PROBLEM
Word for word, retype every entry in the listing.

━━━━━ DATA SUPPLIED ━━━━━

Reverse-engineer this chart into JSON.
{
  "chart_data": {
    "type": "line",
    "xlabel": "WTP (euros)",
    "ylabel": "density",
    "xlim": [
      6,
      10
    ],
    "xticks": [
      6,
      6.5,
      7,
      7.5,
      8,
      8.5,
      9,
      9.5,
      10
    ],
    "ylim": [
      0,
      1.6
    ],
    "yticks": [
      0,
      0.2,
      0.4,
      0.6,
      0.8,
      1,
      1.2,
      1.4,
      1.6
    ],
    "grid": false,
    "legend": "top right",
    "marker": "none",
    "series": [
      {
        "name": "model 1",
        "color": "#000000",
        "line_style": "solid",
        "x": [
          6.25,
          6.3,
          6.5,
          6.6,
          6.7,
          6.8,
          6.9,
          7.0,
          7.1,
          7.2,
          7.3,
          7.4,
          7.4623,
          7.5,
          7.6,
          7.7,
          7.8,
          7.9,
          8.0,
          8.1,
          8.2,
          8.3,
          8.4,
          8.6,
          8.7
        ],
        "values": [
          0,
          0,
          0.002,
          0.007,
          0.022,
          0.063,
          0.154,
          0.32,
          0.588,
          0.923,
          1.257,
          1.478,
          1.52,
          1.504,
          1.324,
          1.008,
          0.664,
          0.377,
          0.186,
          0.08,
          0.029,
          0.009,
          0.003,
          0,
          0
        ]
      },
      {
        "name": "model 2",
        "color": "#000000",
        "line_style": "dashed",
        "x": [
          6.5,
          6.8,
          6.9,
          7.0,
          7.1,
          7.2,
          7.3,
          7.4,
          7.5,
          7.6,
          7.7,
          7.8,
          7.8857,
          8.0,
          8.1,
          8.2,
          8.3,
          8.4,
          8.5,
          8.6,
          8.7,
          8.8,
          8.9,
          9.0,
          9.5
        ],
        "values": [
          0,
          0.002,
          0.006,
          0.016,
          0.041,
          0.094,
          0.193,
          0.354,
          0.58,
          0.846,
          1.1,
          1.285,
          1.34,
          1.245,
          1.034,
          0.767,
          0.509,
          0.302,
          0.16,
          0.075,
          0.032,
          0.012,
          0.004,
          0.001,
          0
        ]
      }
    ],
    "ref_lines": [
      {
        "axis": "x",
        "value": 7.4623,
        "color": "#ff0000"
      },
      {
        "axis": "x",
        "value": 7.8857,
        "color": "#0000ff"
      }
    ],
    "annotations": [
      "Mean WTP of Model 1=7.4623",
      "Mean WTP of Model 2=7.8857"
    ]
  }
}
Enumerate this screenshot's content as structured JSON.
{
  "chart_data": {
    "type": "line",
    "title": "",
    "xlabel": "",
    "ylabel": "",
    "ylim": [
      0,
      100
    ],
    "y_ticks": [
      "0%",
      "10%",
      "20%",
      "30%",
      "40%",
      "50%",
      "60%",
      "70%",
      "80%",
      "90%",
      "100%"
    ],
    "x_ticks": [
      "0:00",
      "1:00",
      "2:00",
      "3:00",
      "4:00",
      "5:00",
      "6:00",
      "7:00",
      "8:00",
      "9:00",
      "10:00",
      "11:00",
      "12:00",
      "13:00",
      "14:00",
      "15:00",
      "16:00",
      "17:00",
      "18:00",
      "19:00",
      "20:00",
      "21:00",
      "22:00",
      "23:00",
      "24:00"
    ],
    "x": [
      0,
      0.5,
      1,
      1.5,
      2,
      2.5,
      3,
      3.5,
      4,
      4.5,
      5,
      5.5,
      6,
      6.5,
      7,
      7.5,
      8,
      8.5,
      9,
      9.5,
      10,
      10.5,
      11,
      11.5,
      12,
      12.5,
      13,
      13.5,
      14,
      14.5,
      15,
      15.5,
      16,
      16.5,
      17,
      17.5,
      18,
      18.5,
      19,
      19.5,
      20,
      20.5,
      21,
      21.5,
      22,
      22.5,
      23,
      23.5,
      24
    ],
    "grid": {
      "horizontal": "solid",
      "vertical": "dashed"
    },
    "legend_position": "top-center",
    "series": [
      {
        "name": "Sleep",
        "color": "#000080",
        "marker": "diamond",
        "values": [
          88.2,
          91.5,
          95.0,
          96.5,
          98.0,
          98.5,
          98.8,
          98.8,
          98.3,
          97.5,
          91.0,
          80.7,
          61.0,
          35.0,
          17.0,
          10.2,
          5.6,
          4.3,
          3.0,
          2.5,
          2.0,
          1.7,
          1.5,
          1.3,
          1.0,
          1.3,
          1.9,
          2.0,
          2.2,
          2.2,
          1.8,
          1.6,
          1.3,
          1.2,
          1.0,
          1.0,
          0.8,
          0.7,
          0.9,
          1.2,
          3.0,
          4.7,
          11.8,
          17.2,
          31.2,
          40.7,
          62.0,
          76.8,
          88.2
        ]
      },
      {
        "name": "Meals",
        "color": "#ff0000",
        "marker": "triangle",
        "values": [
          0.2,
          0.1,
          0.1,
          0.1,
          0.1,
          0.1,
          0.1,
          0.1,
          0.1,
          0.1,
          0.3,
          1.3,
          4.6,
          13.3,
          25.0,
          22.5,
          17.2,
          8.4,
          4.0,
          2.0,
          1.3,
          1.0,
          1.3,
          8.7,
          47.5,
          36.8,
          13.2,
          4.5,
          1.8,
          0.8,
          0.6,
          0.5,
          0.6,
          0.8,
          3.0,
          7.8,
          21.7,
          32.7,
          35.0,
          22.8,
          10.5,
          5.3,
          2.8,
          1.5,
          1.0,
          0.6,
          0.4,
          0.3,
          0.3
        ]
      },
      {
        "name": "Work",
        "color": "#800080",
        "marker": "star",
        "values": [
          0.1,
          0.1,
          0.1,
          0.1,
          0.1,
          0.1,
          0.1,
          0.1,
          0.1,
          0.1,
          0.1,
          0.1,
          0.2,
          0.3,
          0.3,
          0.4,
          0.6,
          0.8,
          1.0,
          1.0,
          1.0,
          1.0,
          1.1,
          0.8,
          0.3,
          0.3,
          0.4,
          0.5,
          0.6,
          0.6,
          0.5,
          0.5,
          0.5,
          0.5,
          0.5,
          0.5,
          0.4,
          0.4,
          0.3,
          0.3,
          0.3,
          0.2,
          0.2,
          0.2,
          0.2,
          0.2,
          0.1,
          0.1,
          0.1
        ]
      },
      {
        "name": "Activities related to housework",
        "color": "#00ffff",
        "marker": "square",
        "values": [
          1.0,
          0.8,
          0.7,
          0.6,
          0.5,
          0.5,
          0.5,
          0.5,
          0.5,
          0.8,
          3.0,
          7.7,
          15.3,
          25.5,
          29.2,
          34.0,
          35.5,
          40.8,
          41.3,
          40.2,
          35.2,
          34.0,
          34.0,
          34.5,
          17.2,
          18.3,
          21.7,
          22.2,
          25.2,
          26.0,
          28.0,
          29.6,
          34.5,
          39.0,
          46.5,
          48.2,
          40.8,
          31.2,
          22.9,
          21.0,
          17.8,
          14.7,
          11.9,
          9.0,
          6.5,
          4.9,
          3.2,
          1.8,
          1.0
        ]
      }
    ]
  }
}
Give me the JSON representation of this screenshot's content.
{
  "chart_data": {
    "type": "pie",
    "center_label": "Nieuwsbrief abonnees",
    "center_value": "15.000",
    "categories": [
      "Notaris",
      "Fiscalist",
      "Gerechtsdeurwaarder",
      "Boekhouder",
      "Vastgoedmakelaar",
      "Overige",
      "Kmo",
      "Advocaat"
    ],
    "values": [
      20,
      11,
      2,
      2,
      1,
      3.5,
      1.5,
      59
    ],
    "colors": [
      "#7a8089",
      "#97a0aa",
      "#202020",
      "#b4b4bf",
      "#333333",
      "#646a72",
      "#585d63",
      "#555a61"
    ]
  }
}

━━━━━

WRITTEN REPLY
Reverse-engineer this chart into JSON.
{
  "chart_data": {
    "type": "line",
    "xlabel": "WTP (euros)",
    "ylabel": "density",
    "xlim": [
      6,
      10
    ],
    "xticks": [
      6,
      6.5,
      7,
      7.5,
      8,
      8.5,
      9,
      9.5,
      10
    ],
    "ylim": [
      0,
      1.6
    ],
    "yticks": [
      0,
      0.2,
      0.4,
      0.6,
      0.8,
      1,
      1.2,
      1.4,
      1.6
    ],
    "grid": false,
    "legend": "top right",
    "marker": "none",
    "series": [
      {
        "name": "model 1",
        "color": "#000000",
        "line_style": "solid",
        "x": [
          6.25,
          6.3,
          6.5,
          6.6,
          6.7,
          6.8,
          6.9,
          7.0,
          7.1,
          7.2,
          7.3,
          7.4,
          7.4623,
          7.5,
          7.6,
          7.7,
          7.8,
          7.9,
          8.0,
          8.1,
          8.2,
          8.3,
          8.4,
          8.6,
          8.7
        ],
        "values": [
          0,
          0,
          0.002,
          0.007,
          0.022,
          0.063,
          0.154,
          0.32,
          0.588,
          0.923,
          1.257,
          1.478,
          1.52,
          1.504,
          1.324,
          1.008,
          0.664,
          0.377,
          0.186,
          0.08,
          0.029,
          0.009,
          0.003,
          0,
          0
        ]
      },
      {
        "name": "model 2",
        "color": "#000000",
        "line_style": "dashed",
        "x": [
          6.5,
          6.8,
          6.9,
          7.0,
          7.1,
          7.2,
          7.3,
          7.4,
          7.5,
          7.6,
          7.7,
          7.8,
          7.8857,
          8.0,
          8.1,
          8.2,
          8.3,
          8.4,
          8.5,
          8.6,
          8.7,
          8.8,
          8.9,
          9.0,
          9.5
        ],
        "values": [
          0,
          0.002,
          0.006,
          0.016,
          0.041,
          0.094,
          0.193,
          0.354,
          0.58,
          0.846,
          1.1,
          1.285,
          1.34,
          1.245,
          1.034,
          0.767,
          0.509,
          0.302,
          0.16,
          0.075,
          0.032,
          0.012,
          0.004,
          0.001,
          0
        ]
      }
    ],
    "ref_lines": [
      {
        "axis": "x",
        "value": 7.4623,
        "color": "#ff0000"
      },
      {
        "axis": "x",
        "value": 7.8857,
        "color": "#0000ff"
      }
    ],
    "annotations": [
      "Mean WTP of Model 1=7.4623",
      "Mean WTP of Model 2=7.8857"
    ]
  }
}
Enumerate this screenshot's content as structured JSON.
{
  "chart_data": {
    "type": "line",
    "title": "",
    "xlabel": "",
    "ylabel": "",
    "ylim": [
      0,
      100
    ],
    "y_ticks": [
      "0%",
      "10%",
      "20%",
      "30%",
      "40%",
      "50%",
      "60%",
      "70%",
      "80%",
      "90%",
      "100%"
    ],
    "x_ticks": [
      "0:00",
      "1:00",
      "2:00",
      "3:00",
      "4:00",
      "5:00",
      "6:00",
      "7:00",
      "8:00",
      "9:00",
      "10:00",
      "11:00",
      "12:00",
      "13:00",
      "14:00",
      "15:00",
      "16:00",
      "17:00",
      "18:00",
      "19:00",
      "20:00",
      "21:00",
      "22:00",
      "23:00",
      "24:00"
    ],
    "x": [
      0,
      0.5,
      1,
      1.5,
      2,
      2.5,
      3,
      3.5,
      4,
      4.5,
      5,
      5.5,
      6,
      6.5,
      7,
      7.5,
      8,
      8.5,
      9,
      9.5,
      10,
      10.5,
      11,
      11.5,
      12,
      12.5,
      13,
      13.5,
      14,
      14.5,
      15,
      15.5,
      16,
      16.5,
      17,
      17.5,
      18,
      18.5,
      19,
      19.5,
      20,
      20.5,
      21,
      21.5,
      22,
      22.5,
      23,
      23.5,
      24
    ],
    "grid": {
      "horizontal": "solid",
      "vertical": "dashed"
    },
    "legend_position": "top-center",
    "series": [
      {
        "name": "Sleep",
        "color": "#000080",
        "marker": "diamond",
        "values": [
          88.2,
          91.5,
          95.0,
          96.5,
          98.0,
          98.5,
          98.8,
          98.8,
          98.3,
          97.5,
          91.0,
          80.7,
          61.0,
          35.0,
          17.0,
          10.2,
          5.6,
          4.3,
          3.0,
          2.5,
          2.0,
          1.7,
          1.5,
          1.3,
          1.0,
          1.3,
          1.9,
          2.0,
          2.2,
          2.2,
          1.8,
          1.6,
          1.3,
          1.2,
          1.0,
          1.0,
          0.8,
          0.7,
          0.9,
          1.2,
          3.0,
          4.7,
          11.8,
          17.2,
          31.2,
          40.7,
          62.0,
          76.8,
          88.2
        ]
      },
      {
        "name": "Meals",
        "color": "#ff0000",
        "marker": "triangle",
        "values": [
          0.2,
          0.1,
          0.1,
          0.1,
          0.1,
          0.1,
          0.1,
          0.1,
          0.1,
          0.1,
          0.3,
          1.3,
          4.6,
          13.3,
          25.0,
          22.5,
          17.2,
          8.4,
          4.0,
          2.0,
          1.3,
          1.0,
          1.3,
          8.7,
          47.5,
          36.8,
          13.2,
          4.5,
          1.8,
          0.8,
          0.6,
          0.5,
          0.6,
          0.8,
          3.0,
          7.8,
          21.7,
          32.7,
          35.0,
          22.8,
          10.5,
          5.3,
          2.8,
          1.5,
          1.0,
          0.6,
          0.4,
          0.3,
          0.3
        ]
      },
      {
        "name": "Work",
        "color": "#800080",
        "marker": "star",
        "values": [
          0.1,
          0.1,
          0.1,
          0.1,
          0.1,
          0.1,
          0.1,
          0.1,
          0.1,
          0.1,
          0.1,
          0.1,
          0.2,
          0.3,
          0.3,
          0.4,
          0.6,
          0.8,
          1.0,
          1.0,
          1.0,
          1.0,
          1.1,
          0.8,
          0.3,
          0.3,
          0.4,
          0.5,
          0.6,
          0.6,
          0.5,
          0.5,
          0.5,
          0.5,
          0.5,
          0.5,
          0.4,
          0.4,
          0.3,
          0.3,
          0.3,
          0.2,
          0.2,
          0.2,
          0.2,
          0.2,
          0.1,
          0.1,
          0.1
        ]
      },
      {
        "name": "Activities related to housework",
        "color": "#00ffff",
        "marker": "square",
        "values": [
          1.0,
          0.8,
          0.7,
          0.6,
          0.5,
          0.5,
          0.5,
          0.5,
          0.5,
          0.8,
          3.0,
          7.7,
          15.3,
          25.5,
          29.2,
          34.0,
          35.5,
          40.8,
          41.3,
          40.2,
          35.2,
          34.0,
          34.0,
          34.5,
          17.2,
          18.3,
          21.7,
          22.2,
          25.2,
          26.0,
          28.0,
          29.6,
          34.5,
          39.0,
          46.5,
          48.2,
          40.8,
          31.2,
          22.9,
          21.0,
          17.8,
          14.7,
          11.9,
          9.0,
          6.5,
          4.9,
          3.2,
          1.8,
          1.0
        ]
      }
    ]
  }
}
Give me the JSON representation of this screenshot's content.
{
  "chart_data": {
    "type": "pie",
    "center_label": "Nieuwsbrief abonnees",
    "center_value": "15.000",
    "categories": [
      "Notaris",
      "Fiscalist",
      "Gerechtsdeurwaarder",
      "Boekhouder",
      "Vastgoedmakelaar",
      "Overige",
      "Kmo",
      "Advocaat"
    ],
    "values": [
      20,
      11,
      2,
      2,
      1,
      3.5,
      1.5,
      59
    ],
    "colors": [
      "#7a8089",
      "#97a0aa",
      "#202020",
      "#b4b4bf",
      "#333333",
      "#646a72",
      "#585d63",
      "#555a61"
    ]
  }
}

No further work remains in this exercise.